Что сделать:
[1] Перепишите дословно фрагмент отрывка о Евтушенко между словами «Ночью 31 марта» и «Дал ее телефон.» включительно.
[2] Перепишите в виде нумерованного списка только строки листинга между строкой со словами «ribbon-body: 我们致力于智能化系统产品研究、工程施工 xyxy=(640,200,1280,248)» и строкой со словами «title-char: 出 xyxy=(807,88,897,176)» включительно, без пустых строк.

ПЯТЬ ПРЕДЛОЖЕНИЙ ДЛЯ ЕВТУШЕНКО
Евгений Евтушенко завещал похоронить себя в России.
Ночью 31 марта позвонил Дмитрий Муратов, главред «Новой газеты», и сказал, что только что говорил с женой Евтушенко: ему остаются часы. Дал ее телефон.
Маша сказала, что пускают к нему уже свободно, но приезжать бессмысленно: чудом будет, если он доживет до утра. До утра он дожил. «Он не говорит, потому что лежит в кислородной маске, но все слышит и понимает. Если вы хотите что-то сказать ему, я поставлю телефон на громкую связь».
И я стал думать, что можно сказать человеку, который долго был моим любимым поэтом и уж точно самым известным поэтом, пишущим по-русски; человеку, который страшно всех раздражал, хотя этого не заслуживал — но, как сказал его сверстник и самый пристрастный исследователь Лев Аннинский, «рядом живет и работает вот такой графоман, но графоман мне неинтересен. А Евтушенко меня бесит именно потому, что он — родной».
Мы всегда выбираем врага по себе, и Бродский назначил Евтушенко главным врагом по принципу симметрии, по сходству масштаба, по близости темпераментов и противоположности стратегий. Вознесенский ему в конкуренты не годился, потому что был поэтом другой темы — и слава его была все-таки не всенародной; Окуджава и Высоцкий проходили по другому ведомству. А Евтушенко был именно тем, кем Бродский одновременно мучительно хотел и не хотел быть: он был советским поэтом — что выглядело для Бродского явным компромиссом, — и всемирным любимцем, знаменитостью, которой многое можно за границей и на родине. Он был номером первым, чего и Бродский для себя желал — но не такой ценой. Впрочем, оба делали карьеру — и оба могли бы о себе сказать словами Евтушенко: «Я делаю себе карьеру тем, что не делаю ее!» В обоих случаях это было, скажем так, не совсем честно.

Аннотированные записи элементов
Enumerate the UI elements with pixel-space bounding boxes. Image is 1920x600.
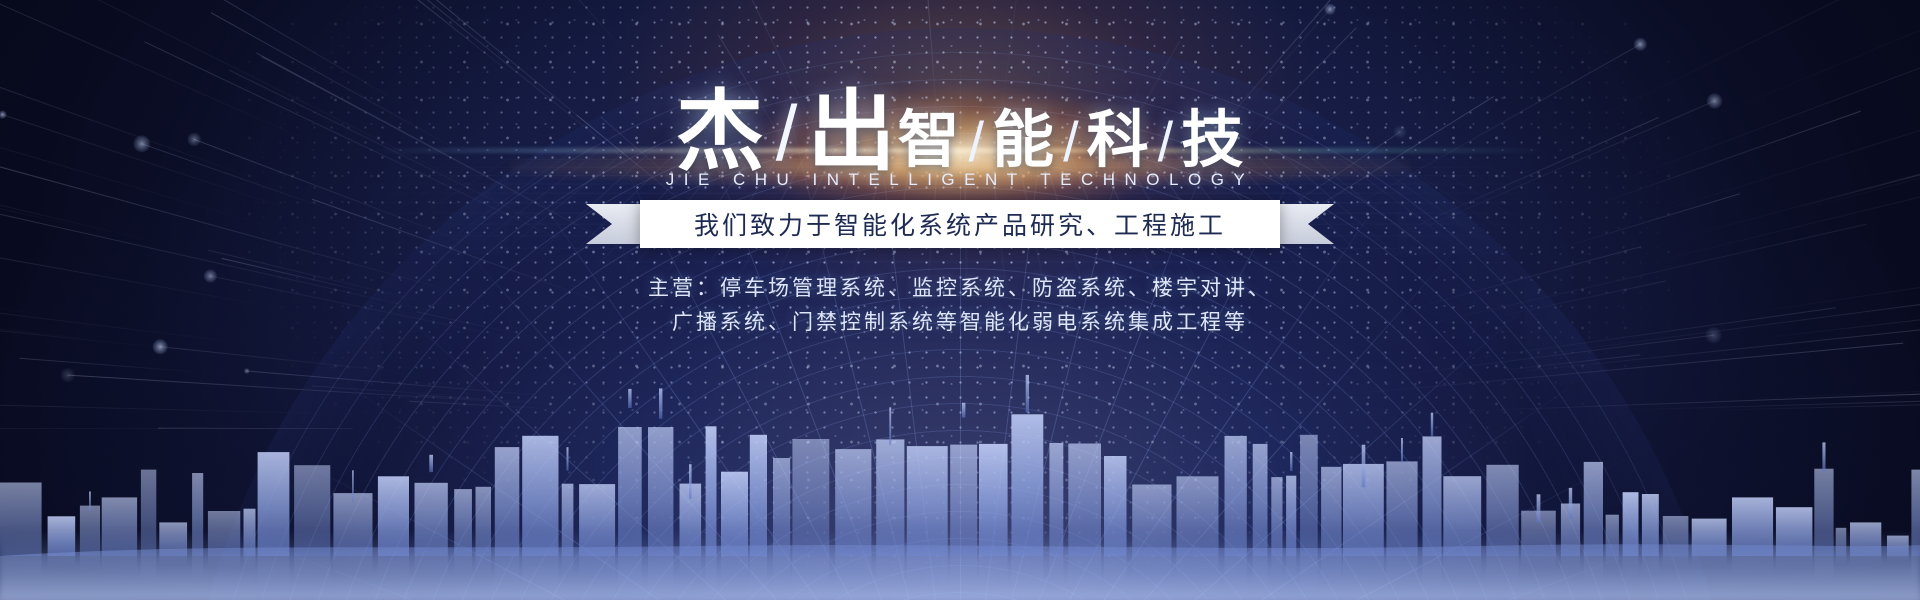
ribbon-body: 我们致力于智能化系统产品研究、工程施工 xyxy=(640,200,1280,248)
description-line-1: 主营：停车场管理系统、监控系统、防盗系统、楼宇对讲、 xyxy=(0,272,1920,306)
title-char: 科 xyxy=(1087,110,1150,172)
ribbon-banner: 我们致力于智能化系统产品研究、工程施工 xyxy=(640,200,1280,248)
title-char: 智 xyxy=(897,110,960,172)
title-char: 技 xyxy=(1181,110,1244,172)
title-slash: / xyxy=(968,114,984,170)
title-slash: / xyxy=(776,94,798,172)
title-char: 出 xyxy=(807,88,897,176)
title-slash: / xyxy=(1063,114,1079,170)
title-char: 能 xyxy=(992,110,1055,172)
description-line-2: 广播系统、门禁控制系统等智能化弱电系统集成工程等 xyxy=(0,306,1920,340)
title-char: 杰 xyxy=(676,88,766,176)
english-subtitle: JIE CHU INTELLIGENT TECHNOLOGY xyxy=(0,170,1920,190)
banner-content: 杰/出智/能/科/技 JIE CHU INTELLIGENT TECHNOLOG… xyxy=(0,0,1920,600)
main-title: 杰/出智/能/科/技 xyxy=(0,88,1920,176)
ribbon-text: 我们致力于智能化系统产品研究、工程施工 xyxy=(694,206,1226,242)
title-slash: / xyxy=(1158,114,1174,170)
service-description: 主营：停车场管理系统、监控系统、防盗系统、楼宇对讲、 广播系统、门禁控制系统等智… xyxy=(0,272,1920,340)
hero-banner: 杰/出智/能/科/技 JIE CHU INTELLIGENT TECHNOLOG… xyxy=(0,0,1920,600)
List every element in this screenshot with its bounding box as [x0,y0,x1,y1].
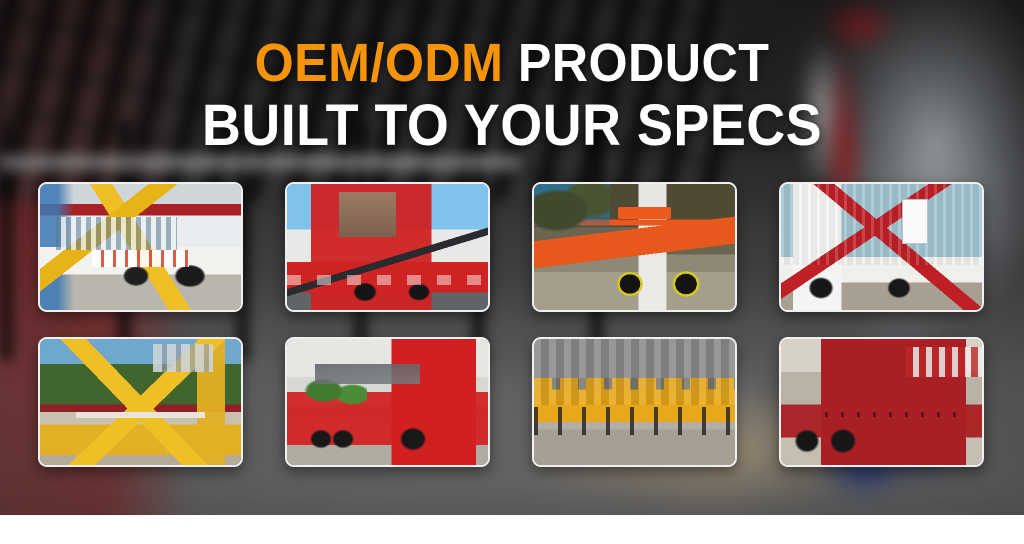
product-photo-red-cargo-crane-truck [781,339,982,465]
product-photo-crane-units-warehouse [534,339,735,465]
banner-headline: OEM/ODM PRODUCT BUILT TO YOUR SPECS [0,38,1024,154]
gallery-card-6[interactable] [285,337,490,467]
oem-odm-promo-banner: OEM/ODM PRODUCT BUILT TO YOUR SPECS [0,0,1024,544]
gallery-card-1[interactable] [38,182,243,312]
gallery-card-3[interactable] [532,182,737,312]
product-photo-fire-truck [287,184,488,310]
headline-line-2: BUILT TO YOUR SPECS [36,98,988,154]
headline-line-1: OEM/ODM PRODUCT [36,38,988,90]
product-photo-articulated-crane [40,339,241,465]
gallery-card-4[interactable] [779,182,984,312]
headline-plain-text: PRODUCT [503,33,769,93]
gallery-card-7[interactable] [532,337,737,467]
gallery-card-5[interactable] [38,337,243,467]
product-gallery-grid [38,182,986,467]
product-photo-drilling-rig [534,184,735,310]
gallery-card-2[interactable] [285,182,490,312]
product-photo-knuckle-boom-truck [781,184,982,310]
bottom-white-band [0,515,1024,544]
product-photo-white-crane-truck [40,184,241,310]
product-photo-red-truck-chassis [287,339,488,465]
headline-accent-text: OEM/ODM [255,33,504,93]
gallery-card-8[interactable] [779,337,984,467]
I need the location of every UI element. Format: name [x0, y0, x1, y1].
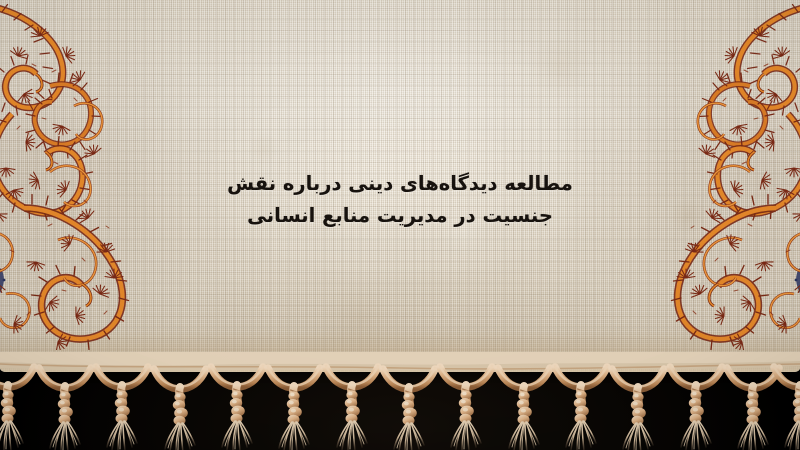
cloth-mottling	[0, 0, 800, 372]
tassel-fringe	[0, 352, 800, 450]
slide-canvas: مطالعه دیدگاه‌های دینی درباره نقش جنسیت …	[0, 0, 800, 450]
linen-cloth-panel: مطالعه دیدگاه‌های دینی درباره نقش جنسیت …	[0, 0, 800, 372]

Ответы на задания:
[1]
Ночью 31 марта позвонил Дмитрий Муратов, главред «Новой газеты», и сказал, что только что говорил с женой Евтушенко: ему остаются часы. Дал ее телефон.

[2]
1. ribbon-body: 我们致力于智能化系统产品研究、工程施工 xyxy=(640,200,1280,248)
2. description-line-1: 主营：停车场管理系统、监控系统、防盗系统、楼宇对讲、 xyxy=(0,272,1920,306)
3. title-char: 科 xyxy=(1087,110,1150,172)
4. ribbon-banner: 我们致力于智能化系统产品研究、工程施工 xyxy=(640,200,1280,248)
5. title-char: 智 xyxy=(897,110,960,172)
6. title-char: 技 xyxy=(1181,110,1244,172)
7. title-slash: / xyxy=(968,114,984,170)
8. title-slash: / xyxy=(776,94,798,172)
9. title-char: 出 xyxy=(807,88,897,176)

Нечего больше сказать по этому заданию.